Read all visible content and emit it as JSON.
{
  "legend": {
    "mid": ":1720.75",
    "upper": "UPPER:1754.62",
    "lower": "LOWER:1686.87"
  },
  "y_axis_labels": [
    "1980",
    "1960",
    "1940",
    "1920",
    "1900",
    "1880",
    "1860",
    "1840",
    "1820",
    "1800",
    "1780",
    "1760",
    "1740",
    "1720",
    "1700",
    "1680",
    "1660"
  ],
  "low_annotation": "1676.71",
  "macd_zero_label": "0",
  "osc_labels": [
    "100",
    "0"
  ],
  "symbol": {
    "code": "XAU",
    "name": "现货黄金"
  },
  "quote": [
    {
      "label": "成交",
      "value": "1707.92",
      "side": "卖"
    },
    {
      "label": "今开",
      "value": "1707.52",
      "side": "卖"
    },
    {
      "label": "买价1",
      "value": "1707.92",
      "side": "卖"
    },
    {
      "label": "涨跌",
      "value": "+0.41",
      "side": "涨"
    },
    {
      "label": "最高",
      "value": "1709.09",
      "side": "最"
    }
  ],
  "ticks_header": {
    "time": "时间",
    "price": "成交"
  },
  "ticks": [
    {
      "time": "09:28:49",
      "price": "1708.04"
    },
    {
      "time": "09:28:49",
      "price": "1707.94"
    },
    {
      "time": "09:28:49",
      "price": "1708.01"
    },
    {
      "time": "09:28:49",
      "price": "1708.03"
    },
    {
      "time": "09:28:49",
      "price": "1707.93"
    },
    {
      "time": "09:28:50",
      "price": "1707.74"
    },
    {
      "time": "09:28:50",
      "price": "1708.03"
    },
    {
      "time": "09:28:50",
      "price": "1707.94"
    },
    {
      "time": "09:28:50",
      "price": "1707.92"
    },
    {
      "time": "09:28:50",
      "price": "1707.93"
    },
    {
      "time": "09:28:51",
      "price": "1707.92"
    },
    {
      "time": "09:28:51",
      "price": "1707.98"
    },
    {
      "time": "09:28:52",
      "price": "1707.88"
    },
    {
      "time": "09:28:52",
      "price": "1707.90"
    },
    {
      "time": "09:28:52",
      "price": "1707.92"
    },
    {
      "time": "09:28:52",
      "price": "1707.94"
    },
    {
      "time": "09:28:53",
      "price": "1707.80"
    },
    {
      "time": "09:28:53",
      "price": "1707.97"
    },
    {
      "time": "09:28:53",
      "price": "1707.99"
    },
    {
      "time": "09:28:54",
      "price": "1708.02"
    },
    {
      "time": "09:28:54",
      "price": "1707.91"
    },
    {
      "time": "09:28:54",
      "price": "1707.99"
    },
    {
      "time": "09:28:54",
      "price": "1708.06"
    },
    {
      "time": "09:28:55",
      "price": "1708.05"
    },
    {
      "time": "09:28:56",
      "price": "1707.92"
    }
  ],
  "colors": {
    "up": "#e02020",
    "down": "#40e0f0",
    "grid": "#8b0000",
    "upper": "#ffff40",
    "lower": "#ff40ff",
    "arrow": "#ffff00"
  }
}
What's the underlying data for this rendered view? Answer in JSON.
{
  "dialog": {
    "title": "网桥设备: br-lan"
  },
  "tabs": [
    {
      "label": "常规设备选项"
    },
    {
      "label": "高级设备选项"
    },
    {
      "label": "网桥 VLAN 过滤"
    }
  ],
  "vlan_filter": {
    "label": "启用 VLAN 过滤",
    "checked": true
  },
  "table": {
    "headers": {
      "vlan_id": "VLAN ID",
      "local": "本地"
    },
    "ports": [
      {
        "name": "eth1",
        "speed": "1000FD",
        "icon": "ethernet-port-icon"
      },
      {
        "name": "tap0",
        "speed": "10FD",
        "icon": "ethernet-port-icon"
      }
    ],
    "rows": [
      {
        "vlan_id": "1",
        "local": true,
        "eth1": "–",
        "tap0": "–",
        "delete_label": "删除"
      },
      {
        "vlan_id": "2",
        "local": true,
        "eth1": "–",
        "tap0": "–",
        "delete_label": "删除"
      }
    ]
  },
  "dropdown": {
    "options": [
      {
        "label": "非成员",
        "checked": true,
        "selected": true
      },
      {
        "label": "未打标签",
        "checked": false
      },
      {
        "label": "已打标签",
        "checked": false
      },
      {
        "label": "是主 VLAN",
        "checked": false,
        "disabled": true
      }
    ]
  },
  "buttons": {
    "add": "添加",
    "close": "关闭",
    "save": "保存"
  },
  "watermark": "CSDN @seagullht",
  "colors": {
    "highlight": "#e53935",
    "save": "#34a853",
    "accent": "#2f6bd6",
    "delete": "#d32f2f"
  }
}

§ EXERCISE DESCRIPTION
Copy out the whole listing exactly as written.

§ EXERCISE RESPONSE
Read all visible content and emit it as JSON.
{
  "legend": {
    "mid": ":1720.75",
    "upper": "UPPER:1754.62",
    "lower": "LOWER:1686.87"
  },
  "y_axis_labels": [
    "1980",
    "1960",
    "1940",
    "1920",
    "1900",
    "1880",
    "1860",
    "1840",
    "1820",
    "1800",
    "1780",
    "1760",
    "1740",
    "1720",
    "1700",
    "1680",
    "1660"
  ],
  "low_annotation": "1676.71",
  "macd_zero_label": "0",
  "osc_labels": [
    "100",
    "0"
  ],
  "symbol": {
    "code": "XAU",
    "name": "现货黄金"
  },
  "quote": [
    {
      "label": "成交",
      "value": "1707.92",
      "side": "卖"
    },
    {
      "label": "今开",
      "value": "1707.52",
      "side": "卖"
    },
    {
      "label": "买价1",
      "value": "1707.92",
      "side": "卖"
    },
    {
      "label": "涨跌",
      "value": "+0.41",
      "side": "涨"
    },
    {
      "label": "最高",
      "value": "1709.09",
      "side": "最"
    }
  ],
  "ticks_header": {
    "time": "时间",
    "price": "成交"
  },
  "ticks": [
    {
      "time": "09:28:49",
      "price": "1708.04"
    },
    {
      "time": "09:28:49",
      "price": "1707.94"
    },
    {
      "time": "09:28:49",
      "price": "1708.01"
    },
    {
      "time": "09:28:49",
      "price": "1708.03"
    },
    {
      "time": "09:28:49",
      "price": "1707.93"
    },
    {
      "time": "09:28:50",
      "price": "1707.74"
    },
    {
      "time": "09:28:50",
      "price": "1708.03"
    },
    {
      "time": "09:28:50",
      "price": "1707.94"
    },
    {
      "time": "09:28:50",
      "price": "1707.92"
    },
    {
      "time": "09:28:50",
      "price": "1707.93"
    },
    {
      "time": "09:28:51",
      "price": "1707.92"
    },
    {
      "time": "09:28:51",
      "price": "1707.98"
    },
    {
      "time": "09:28:52",
      "price": "1707.88"
    },
    {
      "time": "09:28:52",
      "price": "1707.90"
    },
    {
      "time": "09:28:52",
      "price": "1707.92"
    },
    {
      "time": "09:28:52",
      "price": "1707.94"
    },
    {
      "time": "09:28:53",
      "price": "1707.80"
    },
    {
      "time": "09:28:53",
      "price": "1707.97"
    },
    {
      "time": "09:28:53",
      "price": "1707.99"
    },
    {
      "time": "09:28:54",
      "price": "1708.02"
    },
    {
      "time": "09:28:54",
      "price": "1707.91"
    },
    {
      "time": "09:28:54",
      "price": "1707.99"
    },
    {
      "time": "09:28:54",
      "price": "1708.06"
    },
    {
      "time": "09:28:55",
      "price": "1708.05"
    },
    {
      "time": "09:28:56",
      "price": "1707.92"
    }
  ],
  "colors": {
    "up": "#e02020",
    "down": "#40e0f0",
    "grid": "#8b0000",
    "upper": "#ffff40",
    "lower": "#ff40ff",
    "arrow": "#ffff00"
  }
}
What's the underlying data for this rendered view? Answer in JSON.
{
  "dialog": {
    "title": "网桥设备: br-lan"
  },
  "tabs": [
    {
      "label": "常规设备选项"
    },
    {
      "label": "高级设备选项"
    },
    {
      "label": "网桥 VLAN 过滤"
    }
  ],
  "vlan_filter": {
    "label": "启用 VLAN 过滤",
    "checked": true
  },
  "table": {
    "headers": {
      "vlan_id": "VLAN ID",
      "local": "本地"
    },
    "ports": [
      {
        "name": "eth1",
        "speed": "1000FD",
        "icon": "ethernet-port-icon"
      },
      {
        "name": "tap0",
        "speed": "10FD",
        "icon": "ethernet-port-icon"
      }
    ],
    "rows": [
      {
        "vlan_id": "1",
        "local": true,
        "eth1": "–",
        "tap0": "–",
        "delete_label": "删除"
      },
      {
        "vlan_id": "2",
        "local": true,
        "eth1": "–",
        "tap0": "–",
        "delete_label": "删除"
      }
    ]
  },
  "dropdown": {
    "options": [
      {
        "label": "非成员",
        "checked": true,
        "selected": true
      },
      {
        "label": "未打标签",
        "checked": false
      },
      {
        "label": "已打标签",
        "checked": false
      },
      {
        "label": "是主 VLAN",
        "checked": false,
        "disabled": true
      }
    ]
  },
  "buttons": {
    "add": "添加",
    "close": "关闭",
    "save": "保存"
  },
  "watermark": "CSDN @seagullht",
  "colors": {
    "highlight": "#e53935",
    "save": "#34a853",
    "accent": "#2f6bd6",
    "delete": "#d32f2f"
  }
}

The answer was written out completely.